Say whether statements (a), (b) and (c) agree with the Mason Collins excerpt, giving yes or no and quoting the deciding words of the excerpt: (a) Mason Collins was a villain in an earlier novel; (b) Mason has no family at all; (c) Mason was interned in Buchenwald for a long time.

*EXCERPT:*
▶

Actually, Mason Collins was a villain in a previous novel (may it rest in peace on my hard drive), but I found him so compelling that I decided to make him my hero in a new novel. Despite Mason’s new status as the protagonist, I wanted him to have the potential to cross over to the dark side, to borrow a well-known phrase, which is only kept in check by a strict moral code.

Early in his detective career with the Chicago Police, Mason tries to bust a ring of corrupt cops who murdered his partner. He broke the blue code of silence by going to the district attorney, but the system turned on him, framing him for selling drugs and booting him off the force. That unjust treatment fosters Mason’s distrust and lack of respect for authority. And the experience of being a POW and interned for a short time in Buchenwald has left him bitter and disillusioned with humanity. Yet, despite those deep scars, he manages to maintain his need to right wrongs, even if it means putting himself in harm’s way.

Those two elements relentlessly weigh on Mason’s psyche, threatening to push him over the line, creating a constant clash against his values of right and wrong, his sense of justice. Mason fights the temptation to give in to those impulses, taking on life one step at a time, all the while knowing that one or two steps in the wrong direction could lead him on a very dark path. One thing I would like to explore is having him turn dark at some point in the journey, something that pushes him over the edge, and then see if he can get back again.

Finally, Ruins of War and SPOILS OF VICTORY are kind of the origin story for Mason’s future wanderings. Except for his grandmother, Mason has no family to go back to, nothing to anchor him, little to create a sense of identity except through his own convictions. He becomes like a wandering samurai, masterless, homeless, and always short of cash. In fact, Toshiro Mifune’s character in the films Yojimbo and Sanjuro were inspirations for Mason’s journey—the wandering samurai, irascible and stoic, who gets deep into trouble because of his compassion and sense of justice.

◀

*COLLECTED DATA:*
▶

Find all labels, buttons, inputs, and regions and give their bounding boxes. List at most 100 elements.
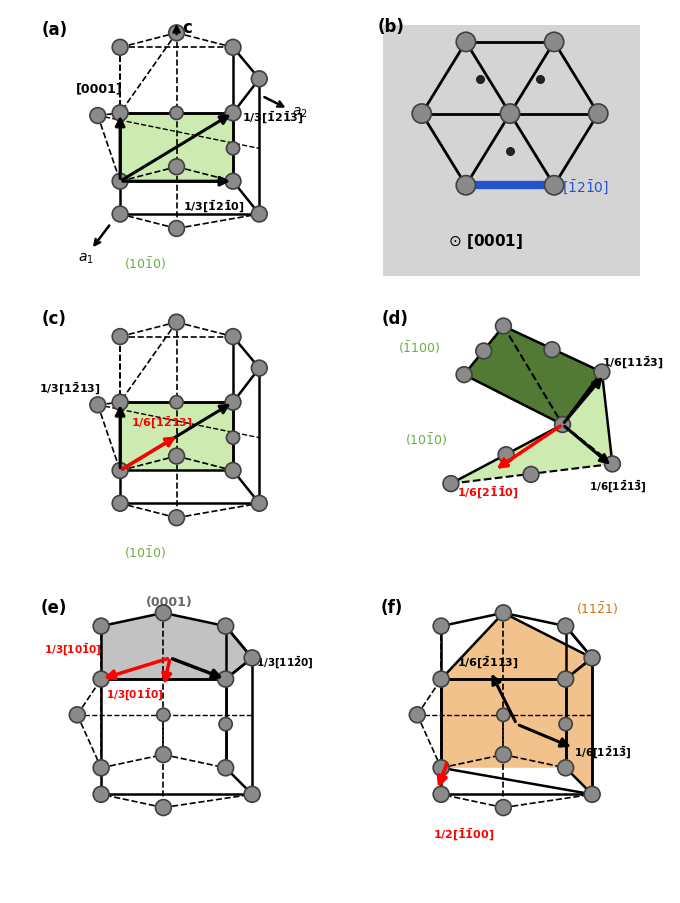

◀

*WORKED SOLUTION:*
(a) Yes: "Mason Collins was a villain in a previous novel"
(b) No: "Except for his grandmother, Mason has no family to go back to"
(c) No: "interned for a short time in Buchenwald"